_TO BE DONE:_
1) Answer these questions about the Easter sermon:
(a) Whose gospel account does the sermon say is being read this year?
(b) What do the women not bring to the tomb?
(c) Where does Jesus tell the women to send his disciples?
2) Carry the Easter sermon forward from the point where it stops.

_DOCUMENT SEGMENT:_

Not the way you expect Easter to begin: do not be afraid.

After all, the hard part is over, the trial, the cross, the tomb, the harrowing of hell. What is there left to fear?

Yet twice in ten short verses the phrase appears: Do not be afraid.

Each evangelist tells the story a little differently; this year it’s Matthew’s turn.

In the Matthew account, after Jesus was placed in the tomb, a guard was set against the possibility of interference by his disciples. Worried that they might stage a resurrection, those who had manufactured the death sentence against him took steps to ensure that he remained dead and buried. So the women of Matthew, Mary Magdalene, and the other Mary, those faithful souls who attend the tomb in every account of it, they arrive empty-handed. They do not bring spices to anoint him. They do not wonder who will roll away the stone, because they know that’s not going to happen, with two guards keeping watch. They go to see the tomb because they simply want, need to be close to him, close to Jesus. They miss him. It’s as simple as that.

We have heard what happens next: the earthquake, the angels, the guards playing dead, quite sensibly under the circumstances. The women are told, “Do not be afraid.”

The guards are allowed to stay afraid, possibly because they have fainted and can’t hear the angels’ instructions not to be. In the part of the gospel we don’t read this morning, they return to their bosses, terrified that they have fallen down, literally, on the job. They concoct a story to say that exactly what they had feared was what had happened: Jesus’ body had been stolen, a resurrection faked.

Is that what we are afraid of, that we have been duped? That it wasn’t real, isn’t real, that our faith is based on a lie, a trick? None of the accounts in the Bible attempts to describe the moment of Resurrection. Some later gospel accounts do, some of the ones that are not in our Bible, but they are full of special effects and CGI; you can see the strings, and catch a whiff of smoke in the mirrors. Better, as Matthew does, to respect the mystery.

The women knew that the Resurrection was real not because of the earthquake and the angel, but because Jesus came to them. They sought him out, but it was he who found them. They knew him. He knew them, and he told them, “Do not be afraid.”

Why would they be afraid? They had longed for him, they had missed him so badly that they had gone to the tomb simply to be close to him, as close as they could manage when he was on the wrong side of the gravestone.

Were they afraid that Jesus would be angry? The women had done their best, but they had given up hope. They were looking for the living among the dead, expecting him to be there in his graveclothes. Or was his message for the men: Peter, who had denied him? The ones who ran away? Judas, who betrayed him with a kiss? Were they afraid that their sins would demand an accounting now that the Master had returned? They fell down at his feet.

But Jesus said, “Do not be afraid,” and he called his disciples brethren, family, still beloved. “Tell them to go home, to Galilee. Tell them I will be with them when they get home.”

Jesus reassures the women that he has come back not for judgment but for relationship, not for an accounting but for an embrace.

_COLLECTED MATERIAL:_
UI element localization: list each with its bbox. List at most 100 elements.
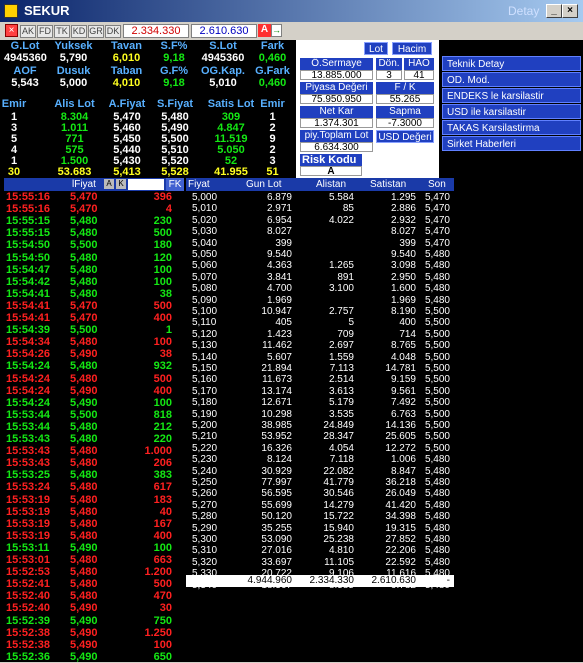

_ANSWERS TO THE TASKS:_
1)
(a) Matthew's.
(b) Spices to anoint him.
(c) Home, to Galilee.

2)
The message of the empty tomb is that there is nothing to be afraid of. Jesus has taken on everything that torments us, and he has defeated it, and he has returned to meet us. We seek him out, and he finds us, in our homes, in our own lives, as our brother, as our friend, as our God to remind us, always, “Do not be afraid. I am with you.”

Whatever it is that we fear, Jesus has defeated it. Not only death, but the pain of dying; it was not for nothing that he suffered; it was for us. Not only death, but the grave, the far side of dying; he descended to the dead, and rose again. Not only death, but life. Jesus knew all about betrayal, about hunger and homelessness. He knew about oppression, war and rumours of war, wondering what the world is coming to. He was experienced in false imprisonment, bereavement, grief and family strife. Whatever it is that we fear, Jesus has lived through it, died for it, defeated it.

And now on Easter morning he greets us, “Do not be afraid. Tell my brothers and sisters they will see me in Galilee, I will go home with them.”

Put off your mourning clothes and celebrate, in the midst of the empire, in the daily battles of life, even in the pain that dogs you and the weariness that defeats you – Jesus has defeated even those things, and invites us to celebrate with him. I can only imagine the party they put on as soon as they got home to Galilee, the welcome home banners they drew up, the fatted calf they roasted, those footsore and faithful, dazed and doubtful disciples.

With them we put off the mourning clothes of Lent and bedeck the church and feast on fattening chocolate eggs, we bewildered and bedazzled disciples. But Jesus did more than make a guest celebrity appearance at a party.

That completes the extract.